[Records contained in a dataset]
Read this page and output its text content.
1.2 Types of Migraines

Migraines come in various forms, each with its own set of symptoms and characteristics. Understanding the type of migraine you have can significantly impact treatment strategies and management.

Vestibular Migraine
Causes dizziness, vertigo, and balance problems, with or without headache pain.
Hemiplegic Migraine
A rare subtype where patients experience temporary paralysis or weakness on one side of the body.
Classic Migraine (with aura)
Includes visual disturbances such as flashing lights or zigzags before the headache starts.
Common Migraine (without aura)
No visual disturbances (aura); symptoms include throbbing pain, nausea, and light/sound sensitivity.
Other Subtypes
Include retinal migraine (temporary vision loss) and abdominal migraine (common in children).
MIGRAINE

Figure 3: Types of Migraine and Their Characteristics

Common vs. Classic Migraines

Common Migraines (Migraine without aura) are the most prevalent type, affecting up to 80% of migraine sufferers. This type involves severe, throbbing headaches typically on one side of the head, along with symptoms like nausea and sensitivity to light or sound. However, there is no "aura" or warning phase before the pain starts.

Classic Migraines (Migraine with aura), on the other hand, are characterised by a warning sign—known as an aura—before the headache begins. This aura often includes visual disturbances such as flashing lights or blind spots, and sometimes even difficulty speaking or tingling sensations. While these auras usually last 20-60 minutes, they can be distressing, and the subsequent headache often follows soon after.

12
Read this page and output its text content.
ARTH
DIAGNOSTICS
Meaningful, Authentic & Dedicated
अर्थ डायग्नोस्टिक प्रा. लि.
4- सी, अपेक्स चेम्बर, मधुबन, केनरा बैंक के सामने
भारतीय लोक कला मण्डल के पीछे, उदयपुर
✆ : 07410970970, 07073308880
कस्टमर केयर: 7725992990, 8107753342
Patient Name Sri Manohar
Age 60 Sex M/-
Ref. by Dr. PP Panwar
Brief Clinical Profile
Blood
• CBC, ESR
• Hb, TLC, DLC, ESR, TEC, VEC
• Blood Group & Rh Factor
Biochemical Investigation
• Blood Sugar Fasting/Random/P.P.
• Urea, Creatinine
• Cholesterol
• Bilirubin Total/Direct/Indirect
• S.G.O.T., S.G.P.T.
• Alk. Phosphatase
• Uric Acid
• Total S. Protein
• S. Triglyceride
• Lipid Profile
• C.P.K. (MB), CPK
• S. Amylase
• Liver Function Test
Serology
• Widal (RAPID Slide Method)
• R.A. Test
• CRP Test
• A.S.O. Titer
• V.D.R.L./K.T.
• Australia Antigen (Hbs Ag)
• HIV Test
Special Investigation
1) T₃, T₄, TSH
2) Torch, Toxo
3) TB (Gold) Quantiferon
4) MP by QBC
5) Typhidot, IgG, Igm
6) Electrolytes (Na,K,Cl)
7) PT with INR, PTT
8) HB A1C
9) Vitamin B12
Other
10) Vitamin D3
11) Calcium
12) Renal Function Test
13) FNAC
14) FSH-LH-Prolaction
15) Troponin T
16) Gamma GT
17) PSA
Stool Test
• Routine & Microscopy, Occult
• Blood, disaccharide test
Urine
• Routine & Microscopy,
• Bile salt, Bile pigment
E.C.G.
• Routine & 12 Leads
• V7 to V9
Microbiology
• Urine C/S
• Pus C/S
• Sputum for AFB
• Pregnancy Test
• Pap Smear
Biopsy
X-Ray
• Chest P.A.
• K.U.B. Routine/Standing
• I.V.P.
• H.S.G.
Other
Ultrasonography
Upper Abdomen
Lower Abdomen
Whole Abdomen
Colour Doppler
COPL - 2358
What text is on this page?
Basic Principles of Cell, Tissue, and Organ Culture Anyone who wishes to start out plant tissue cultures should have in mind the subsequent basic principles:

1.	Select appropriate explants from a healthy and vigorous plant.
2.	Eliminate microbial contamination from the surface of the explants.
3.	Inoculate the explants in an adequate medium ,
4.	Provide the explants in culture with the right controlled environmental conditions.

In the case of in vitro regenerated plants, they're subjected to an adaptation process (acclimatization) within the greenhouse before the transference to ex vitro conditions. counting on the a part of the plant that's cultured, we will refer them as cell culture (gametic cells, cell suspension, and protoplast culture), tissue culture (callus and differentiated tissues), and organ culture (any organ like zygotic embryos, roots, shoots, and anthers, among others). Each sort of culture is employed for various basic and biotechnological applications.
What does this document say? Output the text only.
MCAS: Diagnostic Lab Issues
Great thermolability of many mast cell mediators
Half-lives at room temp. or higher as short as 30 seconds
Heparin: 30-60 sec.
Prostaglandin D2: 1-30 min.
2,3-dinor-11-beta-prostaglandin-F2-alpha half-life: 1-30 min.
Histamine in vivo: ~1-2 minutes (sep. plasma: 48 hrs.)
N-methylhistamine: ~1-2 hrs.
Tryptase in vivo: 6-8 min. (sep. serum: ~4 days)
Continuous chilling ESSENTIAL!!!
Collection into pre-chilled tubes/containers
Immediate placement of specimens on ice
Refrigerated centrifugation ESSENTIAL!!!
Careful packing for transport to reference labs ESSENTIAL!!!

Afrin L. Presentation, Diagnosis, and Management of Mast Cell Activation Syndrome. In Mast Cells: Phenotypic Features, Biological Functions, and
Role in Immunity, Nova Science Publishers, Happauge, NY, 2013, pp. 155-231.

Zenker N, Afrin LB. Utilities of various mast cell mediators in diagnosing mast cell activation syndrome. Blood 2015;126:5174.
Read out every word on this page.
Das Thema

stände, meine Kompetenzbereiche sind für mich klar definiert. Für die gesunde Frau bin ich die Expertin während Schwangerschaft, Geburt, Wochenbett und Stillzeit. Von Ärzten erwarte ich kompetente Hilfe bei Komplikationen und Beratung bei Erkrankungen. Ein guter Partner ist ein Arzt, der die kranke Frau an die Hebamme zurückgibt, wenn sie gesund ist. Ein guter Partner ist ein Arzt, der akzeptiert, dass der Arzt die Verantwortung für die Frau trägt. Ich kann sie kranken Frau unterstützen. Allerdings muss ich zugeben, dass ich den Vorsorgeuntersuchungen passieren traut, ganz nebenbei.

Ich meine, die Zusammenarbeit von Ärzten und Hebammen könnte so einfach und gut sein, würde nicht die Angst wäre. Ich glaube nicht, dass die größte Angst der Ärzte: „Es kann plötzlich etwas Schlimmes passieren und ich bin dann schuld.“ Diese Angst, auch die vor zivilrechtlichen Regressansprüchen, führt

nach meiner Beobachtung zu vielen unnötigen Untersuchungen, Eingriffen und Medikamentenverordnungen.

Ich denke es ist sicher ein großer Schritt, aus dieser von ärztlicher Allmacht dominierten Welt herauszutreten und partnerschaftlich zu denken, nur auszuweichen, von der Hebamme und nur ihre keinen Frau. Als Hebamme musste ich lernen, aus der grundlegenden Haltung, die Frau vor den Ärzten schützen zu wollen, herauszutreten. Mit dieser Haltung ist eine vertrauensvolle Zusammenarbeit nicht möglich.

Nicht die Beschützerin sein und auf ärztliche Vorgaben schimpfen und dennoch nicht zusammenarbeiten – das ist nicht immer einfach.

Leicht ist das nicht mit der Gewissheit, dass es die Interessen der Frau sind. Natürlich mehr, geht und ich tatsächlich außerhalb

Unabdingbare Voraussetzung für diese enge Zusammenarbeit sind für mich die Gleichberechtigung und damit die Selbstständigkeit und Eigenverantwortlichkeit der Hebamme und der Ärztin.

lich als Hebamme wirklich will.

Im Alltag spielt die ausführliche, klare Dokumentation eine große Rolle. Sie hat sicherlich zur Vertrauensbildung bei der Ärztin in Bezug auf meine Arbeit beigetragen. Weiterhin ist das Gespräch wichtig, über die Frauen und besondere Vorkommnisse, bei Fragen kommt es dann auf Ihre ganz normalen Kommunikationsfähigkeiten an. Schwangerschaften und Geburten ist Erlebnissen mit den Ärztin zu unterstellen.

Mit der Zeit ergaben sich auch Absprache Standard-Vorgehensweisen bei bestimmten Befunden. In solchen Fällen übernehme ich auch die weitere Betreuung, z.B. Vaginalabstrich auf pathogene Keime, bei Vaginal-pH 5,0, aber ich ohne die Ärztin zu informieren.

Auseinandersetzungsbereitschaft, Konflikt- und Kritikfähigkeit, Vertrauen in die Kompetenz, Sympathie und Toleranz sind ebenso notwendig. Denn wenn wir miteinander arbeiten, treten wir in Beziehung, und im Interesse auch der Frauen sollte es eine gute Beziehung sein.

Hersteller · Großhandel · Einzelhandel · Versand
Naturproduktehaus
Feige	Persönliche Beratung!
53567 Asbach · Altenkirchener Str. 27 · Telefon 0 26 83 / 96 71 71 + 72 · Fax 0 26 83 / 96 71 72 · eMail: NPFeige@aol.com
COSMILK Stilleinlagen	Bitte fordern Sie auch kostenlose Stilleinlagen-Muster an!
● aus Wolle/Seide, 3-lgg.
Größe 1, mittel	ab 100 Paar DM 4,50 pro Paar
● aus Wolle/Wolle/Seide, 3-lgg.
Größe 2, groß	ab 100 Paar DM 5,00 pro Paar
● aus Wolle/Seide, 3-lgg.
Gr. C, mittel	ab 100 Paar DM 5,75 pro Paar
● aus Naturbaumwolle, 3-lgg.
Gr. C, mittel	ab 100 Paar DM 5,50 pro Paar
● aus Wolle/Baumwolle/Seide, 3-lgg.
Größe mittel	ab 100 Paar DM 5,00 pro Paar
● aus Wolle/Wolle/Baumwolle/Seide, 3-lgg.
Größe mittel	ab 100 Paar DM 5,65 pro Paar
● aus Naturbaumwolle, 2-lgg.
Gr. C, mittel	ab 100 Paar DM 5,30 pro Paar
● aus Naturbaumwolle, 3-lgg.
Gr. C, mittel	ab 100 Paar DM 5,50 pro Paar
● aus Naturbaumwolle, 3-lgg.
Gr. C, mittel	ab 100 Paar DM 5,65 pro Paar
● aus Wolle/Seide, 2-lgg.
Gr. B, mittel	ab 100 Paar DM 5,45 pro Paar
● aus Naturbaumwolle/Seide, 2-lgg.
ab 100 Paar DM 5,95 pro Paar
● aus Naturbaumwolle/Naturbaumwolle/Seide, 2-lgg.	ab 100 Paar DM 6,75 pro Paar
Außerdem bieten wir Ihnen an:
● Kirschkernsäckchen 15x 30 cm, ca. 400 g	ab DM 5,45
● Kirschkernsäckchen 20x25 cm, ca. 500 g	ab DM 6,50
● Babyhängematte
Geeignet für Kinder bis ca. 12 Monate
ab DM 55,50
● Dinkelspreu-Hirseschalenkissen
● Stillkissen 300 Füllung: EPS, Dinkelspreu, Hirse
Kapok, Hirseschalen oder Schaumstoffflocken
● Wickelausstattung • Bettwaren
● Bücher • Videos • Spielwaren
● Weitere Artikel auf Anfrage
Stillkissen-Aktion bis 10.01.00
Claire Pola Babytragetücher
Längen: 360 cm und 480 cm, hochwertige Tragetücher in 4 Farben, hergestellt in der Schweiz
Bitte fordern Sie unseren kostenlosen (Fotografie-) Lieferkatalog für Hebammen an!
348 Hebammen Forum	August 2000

→ **Problem**
Copy task for the entries above: every line with the string "mittel".

→ **Answer to the problem**
Größe 1, mittel	ab 100 Paar DM 4,50 pro Paar
Gr. C, mittel	ab 100 Paar DM 5,75 pro Paar
Gr. C, mittel	ab 100 Paar DM 5,50 pro Paar
Größe mittel	ab 100 Paar DM 5,00 pro Paar
Größe mittel	ab 100 Paar DM 5,65 pro Paar
Gr. C, mittel	ab 100 Paar DM 5,30 pro Paar
Gr. C, mittel	ab 100 Paar DM 5,50 pro Paar
Gr. C, mittel	ab 100 Paar DM 5,65 pro Paar
Gr. B, mittel	ab 100 Paar DM 5,45 pro Paar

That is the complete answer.